Search the material for the string "second", then report how many lines hold it, with no other text.

## DATA SHOWN
>> Start

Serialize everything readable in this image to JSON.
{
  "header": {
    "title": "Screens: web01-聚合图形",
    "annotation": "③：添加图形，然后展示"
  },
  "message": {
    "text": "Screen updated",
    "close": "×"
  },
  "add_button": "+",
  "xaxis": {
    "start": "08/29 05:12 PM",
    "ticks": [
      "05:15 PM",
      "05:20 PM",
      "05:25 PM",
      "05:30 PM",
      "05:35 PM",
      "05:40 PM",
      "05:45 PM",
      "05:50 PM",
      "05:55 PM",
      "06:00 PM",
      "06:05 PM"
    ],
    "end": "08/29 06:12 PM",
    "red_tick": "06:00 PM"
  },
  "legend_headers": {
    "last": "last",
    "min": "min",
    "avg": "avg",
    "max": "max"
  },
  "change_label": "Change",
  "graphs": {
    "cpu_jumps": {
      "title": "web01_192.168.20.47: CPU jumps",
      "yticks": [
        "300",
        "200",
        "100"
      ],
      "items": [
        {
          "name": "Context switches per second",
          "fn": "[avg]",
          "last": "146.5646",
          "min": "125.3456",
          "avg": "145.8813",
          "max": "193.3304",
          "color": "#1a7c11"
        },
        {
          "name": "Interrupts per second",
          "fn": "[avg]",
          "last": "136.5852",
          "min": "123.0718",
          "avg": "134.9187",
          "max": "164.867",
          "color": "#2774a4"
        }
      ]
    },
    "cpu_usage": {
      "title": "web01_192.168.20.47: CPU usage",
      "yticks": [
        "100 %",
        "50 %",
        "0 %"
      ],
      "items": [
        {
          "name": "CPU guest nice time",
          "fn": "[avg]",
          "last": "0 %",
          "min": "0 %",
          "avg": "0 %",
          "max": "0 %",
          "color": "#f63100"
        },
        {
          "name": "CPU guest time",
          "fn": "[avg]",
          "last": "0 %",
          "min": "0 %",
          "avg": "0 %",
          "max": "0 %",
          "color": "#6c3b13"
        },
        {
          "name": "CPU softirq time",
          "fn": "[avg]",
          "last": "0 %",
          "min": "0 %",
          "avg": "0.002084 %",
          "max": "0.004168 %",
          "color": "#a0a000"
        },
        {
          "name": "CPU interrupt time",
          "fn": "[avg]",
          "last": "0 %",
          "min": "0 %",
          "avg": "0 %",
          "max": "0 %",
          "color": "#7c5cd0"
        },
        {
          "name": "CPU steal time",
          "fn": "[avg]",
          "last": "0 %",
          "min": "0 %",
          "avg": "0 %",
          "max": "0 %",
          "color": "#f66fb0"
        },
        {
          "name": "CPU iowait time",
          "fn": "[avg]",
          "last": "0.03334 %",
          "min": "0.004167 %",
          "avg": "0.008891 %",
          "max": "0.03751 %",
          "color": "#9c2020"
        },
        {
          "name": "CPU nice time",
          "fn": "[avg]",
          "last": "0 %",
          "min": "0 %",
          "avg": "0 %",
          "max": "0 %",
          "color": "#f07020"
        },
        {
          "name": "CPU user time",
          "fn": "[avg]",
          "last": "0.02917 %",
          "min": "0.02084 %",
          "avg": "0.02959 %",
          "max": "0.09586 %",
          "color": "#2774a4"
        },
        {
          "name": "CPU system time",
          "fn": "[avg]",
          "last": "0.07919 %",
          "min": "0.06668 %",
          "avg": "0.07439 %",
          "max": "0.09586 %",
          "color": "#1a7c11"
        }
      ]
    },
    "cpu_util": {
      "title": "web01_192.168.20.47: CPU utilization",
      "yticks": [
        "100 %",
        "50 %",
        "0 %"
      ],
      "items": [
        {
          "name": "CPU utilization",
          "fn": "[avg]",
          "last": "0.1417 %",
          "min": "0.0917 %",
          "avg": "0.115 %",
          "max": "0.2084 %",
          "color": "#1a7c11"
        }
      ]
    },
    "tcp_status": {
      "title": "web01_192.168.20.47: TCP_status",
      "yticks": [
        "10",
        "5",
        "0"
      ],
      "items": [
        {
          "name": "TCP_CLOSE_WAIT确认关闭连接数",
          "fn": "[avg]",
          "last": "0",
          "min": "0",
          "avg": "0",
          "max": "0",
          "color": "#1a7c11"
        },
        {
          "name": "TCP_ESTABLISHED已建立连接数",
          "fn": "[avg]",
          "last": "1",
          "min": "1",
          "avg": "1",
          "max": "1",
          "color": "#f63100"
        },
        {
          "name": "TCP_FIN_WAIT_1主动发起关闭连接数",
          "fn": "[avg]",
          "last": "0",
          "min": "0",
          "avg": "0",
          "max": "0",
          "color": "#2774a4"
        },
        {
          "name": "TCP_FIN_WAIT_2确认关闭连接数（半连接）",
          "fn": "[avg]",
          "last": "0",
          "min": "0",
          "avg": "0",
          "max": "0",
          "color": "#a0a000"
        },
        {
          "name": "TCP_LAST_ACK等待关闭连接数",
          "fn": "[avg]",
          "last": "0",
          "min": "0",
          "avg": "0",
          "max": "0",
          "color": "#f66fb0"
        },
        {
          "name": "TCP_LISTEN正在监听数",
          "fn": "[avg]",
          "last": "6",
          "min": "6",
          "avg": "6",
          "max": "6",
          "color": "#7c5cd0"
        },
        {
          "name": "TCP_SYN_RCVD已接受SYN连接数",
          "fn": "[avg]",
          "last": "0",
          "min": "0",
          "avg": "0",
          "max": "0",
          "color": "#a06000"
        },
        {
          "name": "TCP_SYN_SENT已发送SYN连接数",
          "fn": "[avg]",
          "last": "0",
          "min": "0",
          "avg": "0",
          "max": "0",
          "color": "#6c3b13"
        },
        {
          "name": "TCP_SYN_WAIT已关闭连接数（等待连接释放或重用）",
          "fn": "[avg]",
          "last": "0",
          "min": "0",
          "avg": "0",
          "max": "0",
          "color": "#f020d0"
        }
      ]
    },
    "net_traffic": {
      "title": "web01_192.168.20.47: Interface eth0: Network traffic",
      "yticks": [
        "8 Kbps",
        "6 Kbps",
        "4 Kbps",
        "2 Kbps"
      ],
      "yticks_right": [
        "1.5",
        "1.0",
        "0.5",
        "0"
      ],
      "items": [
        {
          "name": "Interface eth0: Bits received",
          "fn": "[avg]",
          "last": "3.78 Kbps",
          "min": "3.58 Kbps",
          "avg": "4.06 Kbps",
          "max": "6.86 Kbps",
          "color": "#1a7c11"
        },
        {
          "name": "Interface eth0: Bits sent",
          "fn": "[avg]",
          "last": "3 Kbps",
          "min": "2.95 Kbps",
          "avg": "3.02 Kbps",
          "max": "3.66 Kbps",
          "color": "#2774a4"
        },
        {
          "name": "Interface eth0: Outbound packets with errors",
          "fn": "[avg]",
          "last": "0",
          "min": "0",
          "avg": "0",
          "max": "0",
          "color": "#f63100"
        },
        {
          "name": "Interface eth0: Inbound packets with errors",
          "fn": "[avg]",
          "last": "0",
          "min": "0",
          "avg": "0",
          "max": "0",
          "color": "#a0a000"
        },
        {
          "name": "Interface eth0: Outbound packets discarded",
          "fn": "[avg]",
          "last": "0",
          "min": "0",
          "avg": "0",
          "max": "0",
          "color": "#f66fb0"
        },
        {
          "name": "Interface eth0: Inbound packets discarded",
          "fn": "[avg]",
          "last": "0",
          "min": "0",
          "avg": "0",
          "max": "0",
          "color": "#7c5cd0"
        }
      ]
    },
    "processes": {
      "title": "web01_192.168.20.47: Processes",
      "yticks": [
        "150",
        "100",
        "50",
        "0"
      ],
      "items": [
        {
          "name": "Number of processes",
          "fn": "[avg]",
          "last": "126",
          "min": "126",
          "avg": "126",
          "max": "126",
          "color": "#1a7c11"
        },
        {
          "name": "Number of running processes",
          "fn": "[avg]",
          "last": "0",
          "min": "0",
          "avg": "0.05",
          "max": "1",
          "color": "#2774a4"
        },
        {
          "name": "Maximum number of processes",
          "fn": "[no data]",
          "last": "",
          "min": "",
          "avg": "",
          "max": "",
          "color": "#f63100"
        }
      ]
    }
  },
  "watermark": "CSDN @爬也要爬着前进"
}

>> End

## TASK RESULT
2